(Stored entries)
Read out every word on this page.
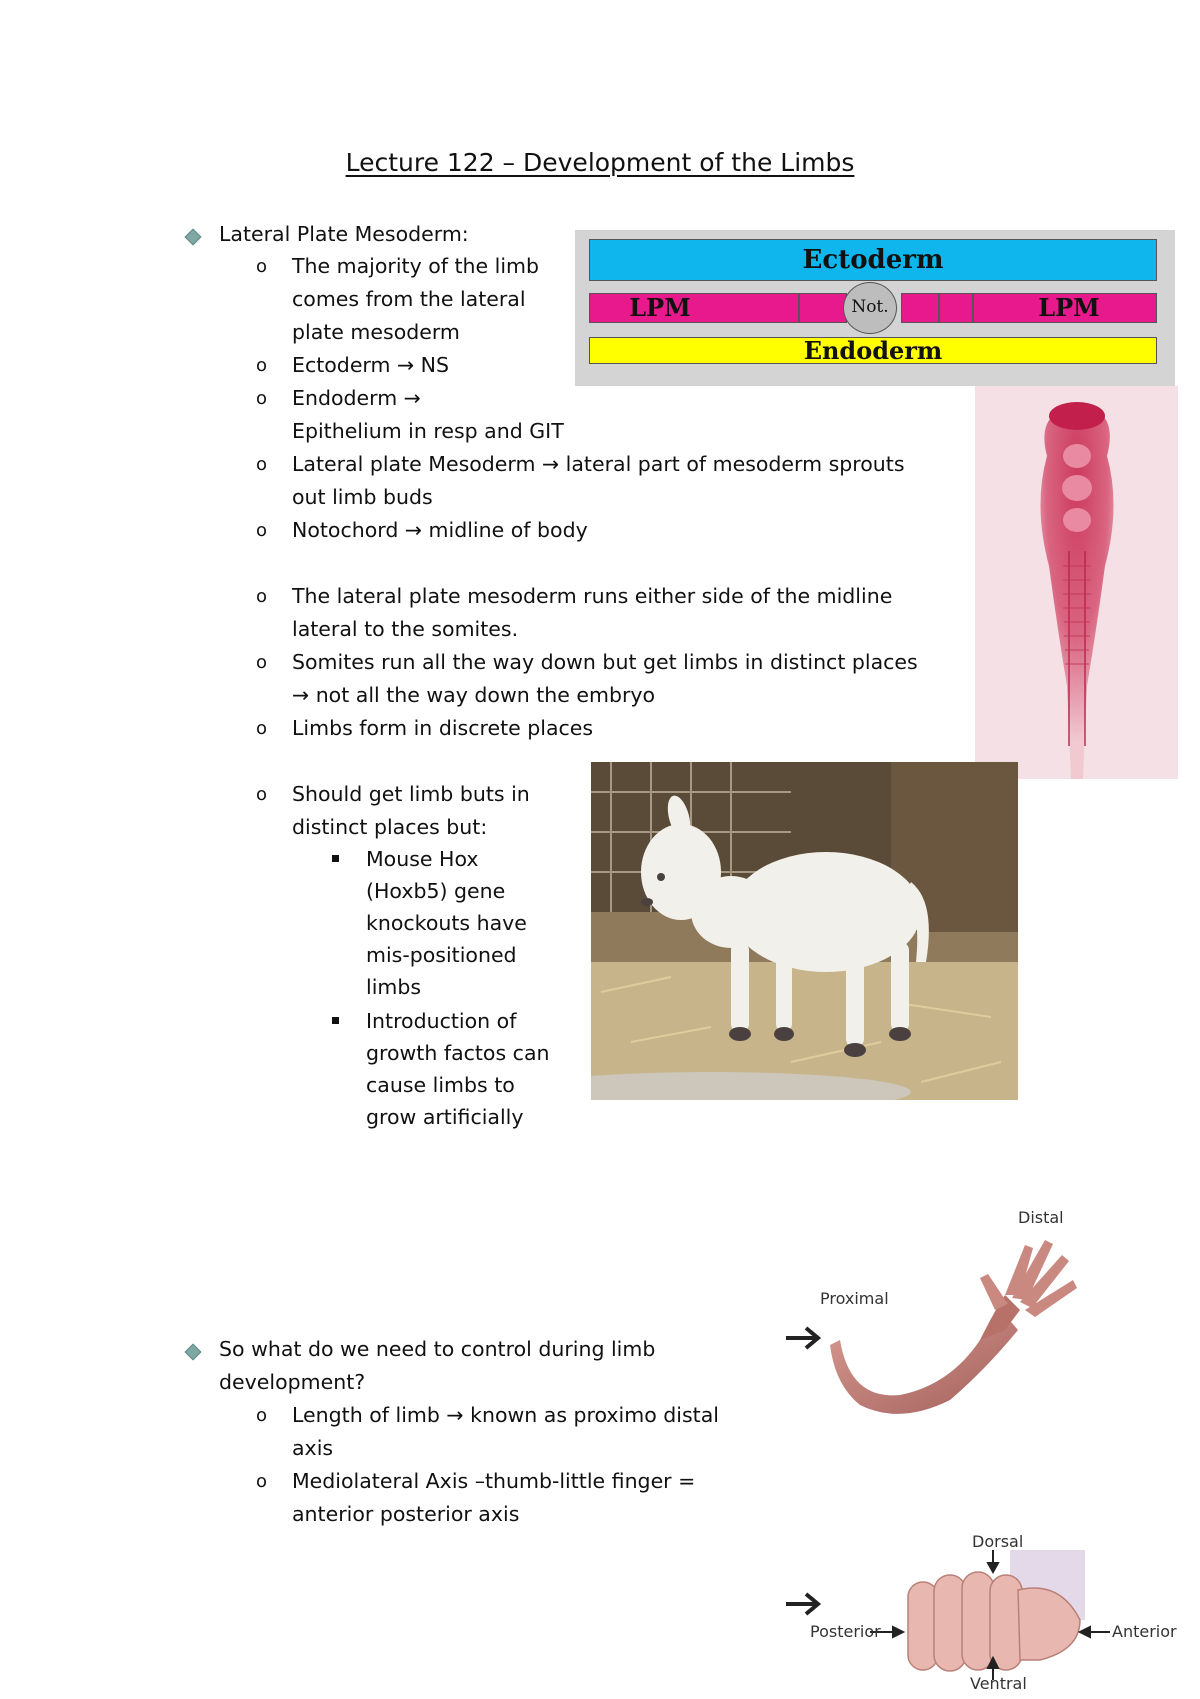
Lecture 122 – Development of the Limbs
Lateral Plate Mesoderm:
o
o
o
o
o
o
o
o
o
The majority of the limb
comes from the lateral
plate mesoderm
Ectoderm → NS
Endoderm →
Epithelium in resp and GIT
Lateral plate Mesoderm → lateral part of mesoderm sprouts
out limb buds
Notochord → midline of body
The lateral plate mesoderm runs either side of the midline
lateral to the somites.
Somites run all the way down but get limbs in distinct places
→ not all the way down the embryo
Limbs form in discrete places
Should get limb buts in
distinct places but:
Mouse Hox
(Hoxb5) gene
knockouts have
mis-positioned
limbs
Introduction of
growth factos can
cause limbs to
grow artificially
Ectoderm
LPM	LPM
Not.
Endoderm
So what do we need to control during limb
development?
o
o
Length of limb → known as proximo distal
axis
Mediolateral Axis –thumb-little finger =
anterior posterior axis
Distal
Proximal
Dorsal
Ventral
Posterior	Anterior
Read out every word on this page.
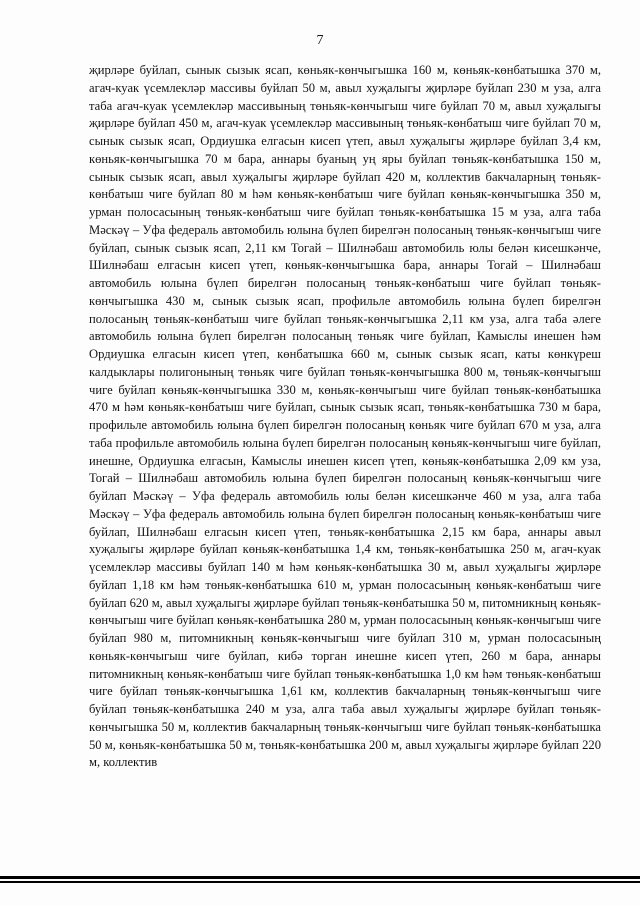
7

җирләре буйлап, сынык сызык ясап, көньяк-көнчыгышка 160 м, көньяк-көнбатышка 370 м, агач-куак үсемлекләр массивы буйлап 50 м, авыл хуҗалыгы җирләре буйлап 230 м уза, алга таба агач-куак үсемлекләр массивының төньяк-көнчыгыш чиге буйлап 70 м, авыл хуҗалыгы җирләре буйлап 450 м, агач-куак үсемлекләр массивының төньяк-көнбатыш чиге буйлап 70 м, сынык сызык ясап, Ордиушка елгасын кисеп үтеп, авыл хуҗалыгы җирләре буйлап 3,4 км, көньяк-көнчыгышка 70 м бара, аннары буаның уң яры буйлап төньяк-көнбатышка 150 м, сынык сызык ясап, авыл хуҗалыгы җирләре буйлап 420 м, коллектив бакчаларның төньяк-көнбатыш чиге буйлап 80 м һәм көньяк-көнбатыш чиге буйлап көньяк-көнчыгышка 350 м, урман полосасының төньяк-көнбатыш чиге буйлап төньяк-көнбатышка 15 м уза, алга таба Мәскәү – Уфа федераль автомобиль юлына бүлеп бирелгән полосаның төньяк-көнчыгыш чиге буйлап, сынык сызык ясап, 2,11 км Тогай – Шилнәбаш автомобиль юлы белән кисешкәнче, Шилнәбаш елгасын кисеп үтеп, көньяк-көнчыгышка бара, аннары Тогай – Шилнәбаш автомобиль юлына бүлеп бирелгән полосаның төньяк-көнбатыш чиге буйлап төньяк-көнчыгышка 430 м, сынык сызык ясап, профильле автомобиль юлына бүлеп бирелгән полосаның төньяк-көнбатыш чиге буйлап төньяк-көнчыгышка 2,11 км уза, алга таба әлеге автомобиль юлына бүлеп бирелгән полосаның төньяк чиге буйлап, Камыслы инешен һәм Ордиушка елгасын кисеп үтеп, көнбатышка 660 м, сынык сызык ясап, каты көнкүреш калдыклары полигонының төньяк чиге буйлап төньяк-көнчыгышка 800 м, төньяк-көнчыгыш чиге буйлап көньяк-көнчыгышка 330 м, көньяк-көнчыгыш чиге буйлап төньяк-көнбатышка 470 м һәм көньяк-көнбатыш чиге буйлап, сынык сызык ясап, төньяк-көнбатышка 730 м бара, профильле автомобиль юлына бүлеп бирелгән полосаның көньяк чиге буйлап 670 м уза, алга таба профильле автомобиль юлына бүлеп бирелгән полосаның көньяк-көнчыгыш чиге буйлап, инешне, Ордиушка елгасын, Камыслы инешен кисеп үтеп, көньяк-көнбатышка 2,09 км уза, Тогай – Шилнәбаш автомобиль юлына бүлеп бирелгән полосаның көньяк-көнчыгыш чиге буйлап Мәскәү – Уфа федераль автомобиль юлы белән кисешкәнче 460 м уза, алга таба Мәскәү – Уфа федераль автомобиль юлына бүлеп бирелгән полосаның көньяк-көнбатыш чиге буйлап, Шилнәбаш елгасын кисеп үтеп, төньяк-көнбатышка 2,15 км бара, аннары авыл хуҗалыгы җирләре буйлап көньяк-көнбатышка 1,4 км, төньяк-көнбатышка 250 м, агач-куак үсемлекләр массивы буйлап 140 м һәм көньяк-көнбатышка 30 м, авыл хуҗалыгы җирләре буйлап 1,18 км һәм төньяк-көнбатышка 610 м, урман полосасының көньяк-көнбатыш чиге буйлап 620 м, авыл хуҗалыгы җирләре буйлап төньяк-көнбатышка 50 м, питомникның көньяк-көнчыгыш чиге буйлап көньяк-көнбатышка 280 м, урман полосасының көньяк-көнчыгыш чиге буйлап 980 м, питомникның көньяк-көнчыгыш чиге буйлап 310 м, урман полосасының көньяк-көнчыгыш чиге буйлап, кибә торган инешне кисеп үтеп, 260 м бара, аннары питомникның көньяк-көнбатыш чиге буйлап төньяк-көнбатышка 1,0 км һәм төньяк-көнбатыш чиге буйлап төньяк-көнчыгышка 1,61 км, коллектив бакчаларның төньяк-көнчыгыш чиге буйлап төньяк-көнбатышка 240 м уза, алга таба авыл хуҗалыгы җирләре буйлап төньяк-көнчыгышка 50 м, коллектив бакчаларның төньяк-көнчыгыш чиге буйлап төньяк-көнбатышка 50 м, көньяк-көнбатышка 50 м, төньяк-көнбатышка 200 м, авыл хуҗалыгы җирләре буйлап 220 м, коллектив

● TASK REQUIREMENTS
Pictures excluded, quote all the data above exactly.

● RESPONSE TO THIS TASK
Read out every word on this page.
Lecture 122 – Development of the Limbs
Lateral Plate Mesoderm:
o
o
o
o
o
o
o
o
o
The majority of the limb
comes from the lateral
plate mesoderm
Ectoderm → NS
Endoderm →
Epithelium in resp and GIT
Lateral plate Mesoderm → lateral part of mesoderm sprouts
out limb buds
Notochord → midline of body
The lateral plate mesoderm runs either side of the midline
lateral to the somites.
Somites run all the way down but get limbs in distinct places
→ not all the way down the embryo
Limbs form in discrete places
Should get limb buts in
distinct places but:
Mouse Hox
(Hoxb5) gene
knockouts have
mis-positioned
limbs
Introduction of
growth factos can
cause limbs to
grow artificially
Ectoderm
LPM	LPM
Not.
Endoderm
So what do we need to control during limb
development?
o
o
Length of limb → known as proximo distal
axis
Mediolateral Axis –thumb-little finger =
anterior posterior axis
Distal
Proximal
Dorsal
Ventral
Posterior	Anterior
Read out every word on this page.
7

җирләре буйлап, сынык сызык ясап, көньяк-көнчыгышка 160 м, көньяк-көнбатышка 370 м, агач-куак үсемлекләр массивы буйлап 50 м, авыл хуҗалыгы җирләре буйлап 230 м уза, алга таба агач-куак үсемлекләр массивының төньяк-көнчыгыш чиге буйлап 70 м, авыл хуҗалыгы җирләре буйлап 450 м, агач-куак үсемлекләр массивының төньяк-көнбатыш чиге буйлап 70 м, сынык сызык ясап, Ордиушка елгасын кисеп үтеп, авыл хуҗалыгы җирләре буйлап 3,4 км, көньяк-көнчыгышка 70 м бара, аннары буаның уң яры буйлап төньяк-көнбатышка 150 м, сынык сызык ясап, авыл хуҗалыгы җирләре буйлап 420 м, коллектив бакчаларның төньяк-көнбатыш чиге буйлап 80 м һәм көньяк-көнбатыш чиге буйлап көньяк-көнчыгышка 350 м, урман полосасының төньяк-көнбатыш чиге буйлап төньяк-көнбатышка 15 м уза, алга таба Мәскәү – Уфа федераль автомобиль юлына бүлеп бирелгән полосаның төньяк-көнчыгыш чиге буйлап, сынык сызык ясап, 2,11 км Тогай – Шилнәбаш автомобиль юлы белән кисешкәнче, Шилнәбаш елгасын кисеп үтеп, көньяк-көнчыгышка бара, аннары Тогай – Шилнәбаш автомобиль юлына бүлеп бирелгән полосаның төньяк-көнбатыш чиге буйлап төньяк-көнчыгышка 430 м, сынык сызык ясап, профильле автомобиль юлына бүлеп бирелгән полосаның төньяк-көнбатыш чиге буйлап төньяк-көнчыгышка 2,11 км уза, алга таба әлеге автомобиль юлына бүлеп бирелгән полосаның төньяк чиге буйлап, Камыслы инешен һәм Ордиушка елгасын кисеп үтеп, көнбатышка 660 м, сынык сызык ясап, каты көнкүреш калдыклары полигонының төньяк чиге буйлап төньяк-көнчыгышка 800 м, төньяк-көнчыгыш чиге буйлап көньяк-көнчыгышка 330 м, көньяк-көнчыгыш чиге буйлап төньяк-көнбатышка 470 м һәм көньяк-көнбатыш чиге буйлап, сынык сызык ясап, төньяк-көнбатышка 730 м бара, профильле автомобиль юлына бүлеп бирелгән полосаның көньяк чиге буйлап 670 м уза, алга таба профильле автомобиль юлына бүлеп бирелгән полосаның көньяк-көнчыгыш чиге буйлап, инешне, Ордиушка елгасын, Камыслы инешен кисеп үтеп, көньяк-көнбатышка 2,09 км уза, Тогай – Шилнәбаш автомобиль юлына бүлеп бирелгән полосаның көньяк-көнчыгыш чиге буйлап Мәскәү – Уфа федераль автомобиль юлы белән кисешкәнче 460 м уза, алга таба Мәскәү – Уфа федераль автомобиль юлына бүлеп бирелгән полосаның көньяк-көнбатыш чиге буйлап, Шилнәбаш елгасын кисеп үтеп, төньяк-көнбатышка 2,15 км бара, аннары авыл хуҗалыгы җирләре буйлап көньяк-көнбатышка 1,4 км, төньяк-көнбатышка 250 м, агач-куак үсемлекләр массивы буйлап 140 м һәм көньяк-көнбатышка 30 м, авыл хуҗалыгы җирләре буйлап 1,18 км һәм төньяк-көнбатышка 610 м, урман полосасының көньяк-көнбатыш чиге буйлап 620 м, авыл хуҗалыгы җирләре буйлап төньяк-көнбатышка 50 м, питомникның көньяк-көнчыгыш чиге буйлап көньяк-көнбатышка 280 м, урман полосасының көньяк-көнчыгыш чиге буйлап 980 м, питомникның көньяк-көнчыгыш чиге буйлап 310 м, урман полосасының көньяк-көнчыгыш чиге буйлап, кибә торган инешне кисеп үтеп, 260 м бара, аннары питомникның көньяк-көнбатыш чиге буйлап төньяк-көнбатышка 1,0 км һәм төньяк-көнбатыш чиге буйлап төньяк-көнчыгышка 1,61 км, коллектив бакчаларның төньяк-көнчыгыш чиге буйлап төньяк-көнбатышка 240 м уза, алга таба авыл хуҗалыгы җирләре буйлап төньяк-көнчыгышка 50 м, коллектив бакчаларның төньяк-көнчыгыш чиге буйлап төньяк-көнбатышка 50 м, көньяк-көнбатышка 50 м, төньяк-көнбатышка 200 м, авыл хуҗалыгы җирләре буйлап 220 м, коллектив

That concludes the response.